* [What this task involves] Find the word "content" in the data. Return every line where it appears.

* [Excerpted records]
◇ ◇ ◇ ◇ ◇

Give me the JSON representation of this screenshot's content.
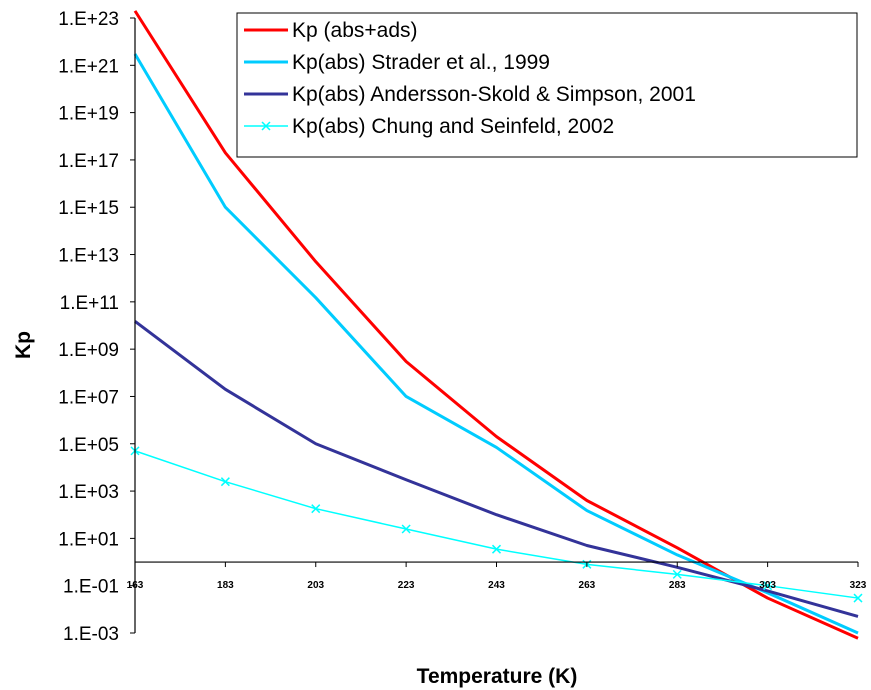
{
  "chart_data": {
    "type": "line",
    "title": "",
    "xlabel": "Temperature (K)",
    "ylabel": "Kp",
    "x": [
      163,
      183,
      203,
      223,
      243,
      263,
      283,
      303,
      323
    ],
    "xlim": [
      163,
      323
    ],
    "x_tick_labels": [
      "163",
      "183",
      "203",
      "223",
      "243",
      "263",
      "283",
      "303",
      "323"
    ],
    "y_scale": "log",
    "ylim": [
      0.001,
      1e+23
    ],
    "y_tick_labels": [
      "1.E+23",
      "1.E+21",
      "1.E+19",
      "1.E+17",
      "1.E+15",
      "1.E+13",
      "1.E+11",
      "1.E+09",
      "1.E+07",
      "1.E+05",
      "1.E+03",
      "1.E+01",
      "1.E-01",
      "1.E-03"
    ],
    "x_axis_crosses_at": 1,
    "grid": false,
    "legend_position": "top-right",
    "series": [
      {
        "name": "Kp (abs+ads)",
        "color": "#ff0000",
        "marker": "none",
        "values": [
          2e+23,
          2e+17,
          5000000000000.0,
          300000000.0,
          200000.0,
          400,
          4,
          0.03,
          0.0006
        ]
      },
      {
        "name": "Kp(abs) Strader et al., 1999",
        "color": "#00ccff",
        "marker": "none",
        "values": [
          3e+21,
          1000000000000000.0,
          150000000000.0,
          10000000.0,
          70000.0,
          150,
          2,
          0.05,
          0.001
        ]
      },
      {
        "name": "Kp(abs) Andersson-Skold & Simpson, 2001",
        "color": "#333399",
        "marker": "none",
        "values": [
          15000000000.0,
          20000000.0,
          100000.0,
          3000,
          100,
          5,
          0.6,
          0.06,
          0.005
        ]
      },
      {
        "name": "Kp(abs) Chung and Seinfeld, 2002",
        "color": "#00ffff",
        "marker": "x",
        "values": [
          50000.0,
          2500,
          180,
          25,
          3.5,
          0.8,
          0.3,
          0.1,
          0.03
        ]
      }
    ]
  }
}
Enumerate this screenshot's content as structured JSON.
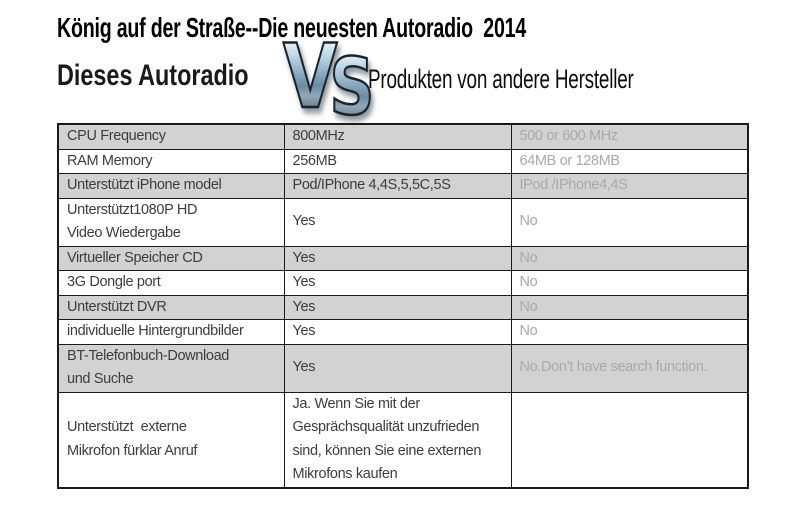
{
  "header": {
    "title": "König auf der Straße--Die neuesten Autoradio  2014"
  },
  "versus": {
    "left_label": "Dieses Autoradio",
    "vs_letter_v": "V",
    "vs_letter_s": "S",
    "right_label": "Produkten von andere Hersteller"
  },
  "table": {
    "rows": [
      {
        "feature": "CPU Frequency",
        "this_product": "800MHz",
        "others": "500 or 600 MHz",
        "shaded": true
      },
      {
        "feature": "RAM Memory",
        "this_product": "256MB",
        "others": "64MB or 128MB",
        "shaded": false
      },
      {
        "feature": "Unterstützt iPhone model",
        "this_product": "Pod/IPhone 4,4S,5,5C,5S",
        "others": "IPod /IPhone4,4S",
        "shaded": true
      },
      {
        "feature": "Unterstützt1080P HD\nVideo Wiedergabe",
        "this_product": "Yes",
        "others": "No",
        "shaded": false
      },
      {
        "feature": "Virtueller Speicher CD",
        "this_product": "Yes",
        "others": "No",
        "shaded": true
      },
      {
        "feature": "3G Dongle port",
        "this_product": "Yes",
        "others": "No",
        "shaded": false
      },
      {
        "feature": "Unterstützt DVR",
        "this_product": "Yes",
        "others": "No",
        "shaded": true
      },
      {
        "feature": "individuelle Hintergrundbilder",
        "this_product": "Yes",
        "others": "No",
        "shaded": false
      },
      {
        "feature": "BT-Telefonbuch-Download\nund Suche",
        "this_product": "Yes",
        "others": "No.Don’t have search function.",
        "shaded": true
      },
      {
        "feature": "Unterstützt  externe\nMikrofon fürklar Anruf",
        "this_product": "Ja. Wenn Sie mit der\nGesprächsqualität unzufrieden\nsind, können Sie eine externen\nMikrofons kaufen",
        "others": "",
        "shaded": false
      }
    ]
  },
  "colors": {
    "shaded_row_bg": "#d2d2d2",
    "feature_text": "#3d3d3d",
    "others_text": "#a9a9a9",
    "border": "#1a1a1a",
    "title_text": "#000000"
  }
}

◇ ◇ ◇ ◇ ◇

* [Solved problem]
Give me the JSON representation of this screenshot's content.
Enumerate this screenshot's content as structured JSON.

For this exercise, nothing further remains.